**TUGAS TERTULIS:**
Cetak ulang semua baris catatan di bawah ini tanpa perubahan sedikit pun, kecuali gambar yang harus dihilangkan dari jawaban.

**BAHAN LATIHAN:**
================================
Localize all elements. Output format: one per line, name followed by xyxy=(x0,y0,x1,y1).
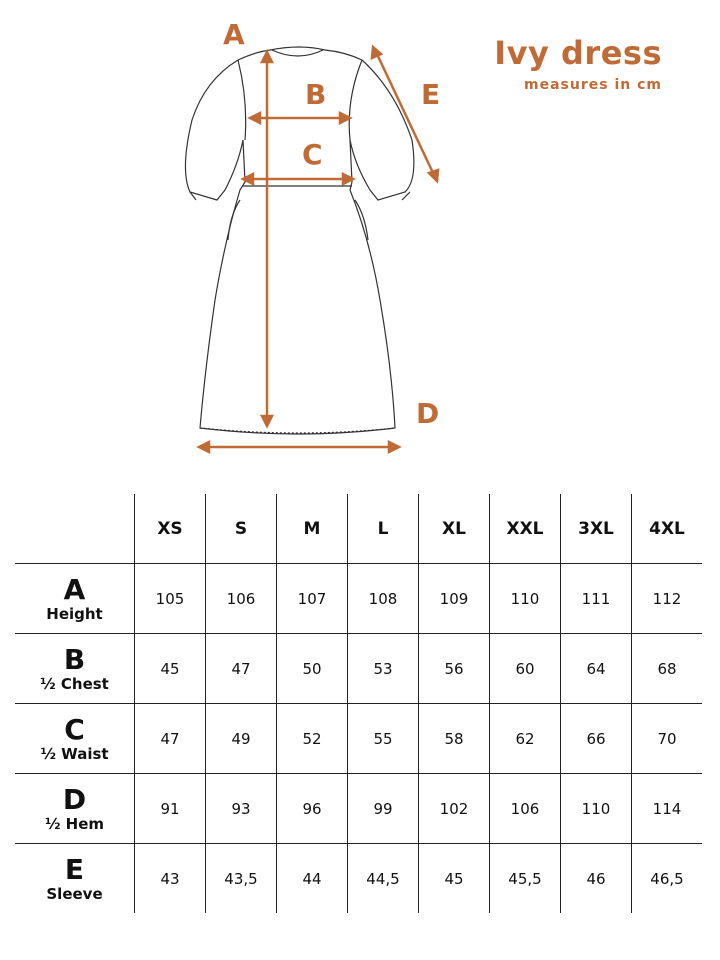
table-cell: 99 xyxy=(347,773,419,844)
table-row: E Sleeve 43 43,5 44 44,5 45 45,5 46 46,5 xyxy=(15,843,702,913)
table-cell: 114 xyxy=(631,773,702,844)
label-d: D xyxy=(416,397,440,430)
row-letter: C xyxy=(64,712,85,746)
table-cell: 45 xyxy=(134,633,206,704)
table-cell: 91 xyxy=(134,773,206,844)
table-cell: 45 xyxy=(418,843,490,913)
table-cell: 46,5 xyxy=(631,843,702,913)
corner-cell xyxy=(15,494,135,564)
table-cell: 93 xyxy=(205,773,277,844)
size-table: XS S M L XL XXL 3XL 4XL A Height 105 106 107… xyxy=(15,494,702,913)
table-cell: 55 xyxy=(347,703,419,774)
size-xl: XL xyxy=(418,494,490,564)
table-cell: 112 xyxy=(631,563,702,634)
table-cell: 70 xyxy=(631,703,702,774)
row-letter: E xyxy=(64,852,85,886)
row-measure-name: Sleeve xyxy=(46,884,103,903)
row-measure-name: ½ Hem xyxy=(44,814,105,833)
table-cell: 66 xyxy=(560,703,632,774)
label-c: C xyxy=(302,138,323,171)
row-letter: B xyxy=(63,642,86,676)
measure-arrows xyxy=(196,44,440,455)
table-cell: 44,5 xyxy=(347,843,419,913)
table-cell: 110 xyxy=(489,563,561,634)
table-cell: 60 xyxy=(489,633,561,704)
row-measure-name: ½ Chest xyxy=(40,674,109,693)
label-b: B xyxy=(305,78,327,111)
dress-diagram xyxy=(184,44,440,455)
row-letter: D xyxy=(62,782,87,816)
size-l: L xyxy=(347,494,419,564)
table-cell: 106 xyxy=(205,563,277,634)
table-cell: 43,5 xyxy=(205,843,277,913)
page-title: Ivy dress xyxy=(494,34,662,72)
table-cell: 68 xyxy=(631,633,702,704)
row-measure-name: ½ Waist xyxy=(40,744,109,763)
size-3xl: 3XL xyxy=(560,494,632,564)
table-row: A Height 105 106 107 108 109 110 111 112 xyxy=(15,563,702,634)
table-cell: 44 xyxy=(276,843,348,913)
table-cell: 52 xyxy=(276,703,348,774)
table-cell: 108 xyxy=(347,563,419,634)
table-cell: 64 xyxy=(560,633,632,704)
table-cell: 45,5 xyxy=(489,843,561,913)
table-cell: 50 xyxy=(276,633,348,704)
table-cell: 43 xyxy=(134,843,206,913)
table-cell: 47 xyxy=(205,633,277,704)
table-cell: 47 xyxy=(134,703,206,774)
table-cell: 107 xyxy=(276,563,348,634)
size-s: S xyxy=(205,494,277,564)
size-xxl: XXL xyxy=(489,494,561,564)
size-4xl: 4XL xyxy=(631,494,702,564)
row-label: E Sleeve xyxy=(15,843,135,913)
arrow-e xyxy=(374,51,436,176)
row-letter: A xyxy=(63,572,86,606)
table-cell: 96 xyxy=(276,773,348,844)
table-cell: 56 xyxy=(418,633,490,704)
dress-outline xyxy=(184,46,415,435)
label-a: A xyxy=(223,18,245,51)
table-cell: 49 xyxy=(205,703,277,774)
table-cell: 106 xyxy=(489,773,561,844)
table-cell: 46 xyxy=(560,843,632,913)
table-cell: 53 xyxy=(347,633,419,704)
size-m: M xyxy=(276,494,348,564)
row-measure-name: Height xyxy=(46,604,103,623)
table-cell: 62 xyxy=(489,703,561,774)
page-subtitle: measures in cm xyxy=(524,77,662,93)
row-label: A Height xyxy=(15,563,135,634)
size-header-row: XS S M L XL XXL 3XL 4XL xyxy=(15,494,702,564)
table-cell: 109 xyxy=(418,563,490,634)
table-cell: 58 xyxy=(418,703,490,774)
size-xs: XS xyxy=(134,494,206,564)
table-cell: 110 xyxy=(560,773,632,844)
table-cell: 105 xyxy=(134,563,206,634)
table-cell: 102 xyxy=(418,773,490,844)
table-cell: 111 xyxy=(560,563,632,634)
label-e: E xyxy=(421,78,441,111)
================================
**SOAL TERSELESAIKAN:**
Localize all elements. Output format: one per line, name followed by xyxy=(x0,y0,x1,y1).
table-cell: 99 xyxy=(347,773,419,844)
table-row: E Sleeve 43 43,5 44 44,5 45 45,5 46 46,5 xyxy=(15,843,702,913)
table-cell: 114 xyxy=(631,773,702,844)
label-d: D xyxy=(416,397,440,430)
row-letter: C xyxy=(64,712,85,746)
table-cell: 45 xyxy=(134,633,206,704)
table-cell: 91 xyxy=(134,773,206,844)
table-cell: 45 xyxy=(418,843,490,913)
table-cell: 46,5 xyxy=(631,843,702,913)
corner-cell xyxy=(15,494,135,564)
table-cell: 93 xyxy=(205,773,277,844)
size-table: XS S M L XL XXL 3XL 4XL A Height 105 106 107… xyxy=(15,494,702,913)
table-cell: 55 xyxy=(347,703,419,774)
size-xl: XL xyxy=(418,494,490,564)
table-cell: 112 xyxy=(631,563,702,634)
table-cell: 70 xyxy=(631,703,702,774)
row-letter: E xyxy=(64,852,85,886)
row-measure-name: Sleeve xyxy=(46,884,103,903)
row-measure-name: ½ Hem xyxy=(44,814,105,833)
table-cell: 66 xyxy=(560,703,632,774)
label-c: C xyxy=(302,138,323,171)
row-letter: B xyxy=(63,642,86,676)
measure-arrows xyxy=(196,44,440,455)
table-cell: 44,5 xyxy=(347,843,419,913)
table-cell: 110 xyxy=(489,563,561,634)
table-cell: 60 xyxy=(489,633,561,704)
row-measure-name: ½ Chest xyxy=(40,674,109,693)
label-b: B xyxy=(305,78,327,111)
dress-diagram xyxy=(184,44,440,455)
row-letter: D xyxy=(62,782,87,816)
size-l: L xyxy=(347,494,419,564)
table-cell: 106 xyxy=(205,563,277,634)
table-cell: 43,5 xyxy=(205,843,277,913)
page-title: Ivy dress xyxy=(494,34,662,72)
table-cell: 68 xyxy=(631,633,702,704)
row-measure-name: ½ Waist xyxy=(40,744,109,763)
size-3xl: 3XL xyxy=(560,494,632,564)
table-row: A Height 105 106 107 108 109 110 111 112 xyxy=(15,563,702,634)
table-cell: 44 xyxy=(276,843,348,913)
table-cell: 52 xyxy=(276,703,348,774)
table-cell: 108 xyxy=(347,563,419,634)
table-cell: 64 xyxy=(560,633,632,704)
table-cell: 45,5 xyxy=(489,843,561,913)
table-cell: 50 xyxy=(276,633,348,704)
table-cell: 43 xyxy=(134,843,206,913)
table-cell: 47 xyxy=(205,633,277,704)
table-cell: 47 xyxy=(134,703,206,774)
table-cell: 107 xyxy=(276,563,348,634)
size-s: S xyxy=(205,494,277,564)
size-xxl: XXL xyxy=(489,494,561,564)
size-4xl: 4XL xyxy=(631,494,702,564)
row-label: E Sleeve xyxy=(15,843,135,913)
arrow-e xyxy=(374,51,436,176)
row-letter: A xyxy=(63,572,86,606)
table-cell: 96 xyxy=(276,773,348,844)
table-cell: 56 xyxy=(418,633,490,704)
dress-outline xyxy=(184,46,415,435)
label-a: A xyxy=(223,18,245,51)
table-cell: 49 xyxy=(205,703,277,774)
table-cell: 106 xyxy=(489,773,561,844)
table-cell: 46 xyxy=(560,843,632,913)
table-cell: 53 xyxy=(347,633,419,704)
size-m: M xyxy=(276,494,348,564)
row-measure-name: Height xyxy=(46,604,103,623)
table-cell: 62 xyxy=(489,703,561,774)
page-subtitle: measures in cm xyxy=(524,77,662,93)
row-label: A Height xyxy=(15,563,135,634)
size-header-row: XS S M L XL XXL 3XL 4XL xyxy=(15,494,702,564)
table-cell: 109 xyxy=(418,563,490,634)
table-cell: 58 xyxy=(418,703,490,774)
size-xs: XS xyxy=(134,494,206,564)
table-cell: 110 xyxy=(560,773,632,844)
table-cell: 105 xyxy=(134,563,206,634)
table-cell: 102 xyxy=(418,773,490,844)
table-cell: 111 xyxy=(560,563,632,634)
label-e: E xyxy=(421,78,441,111)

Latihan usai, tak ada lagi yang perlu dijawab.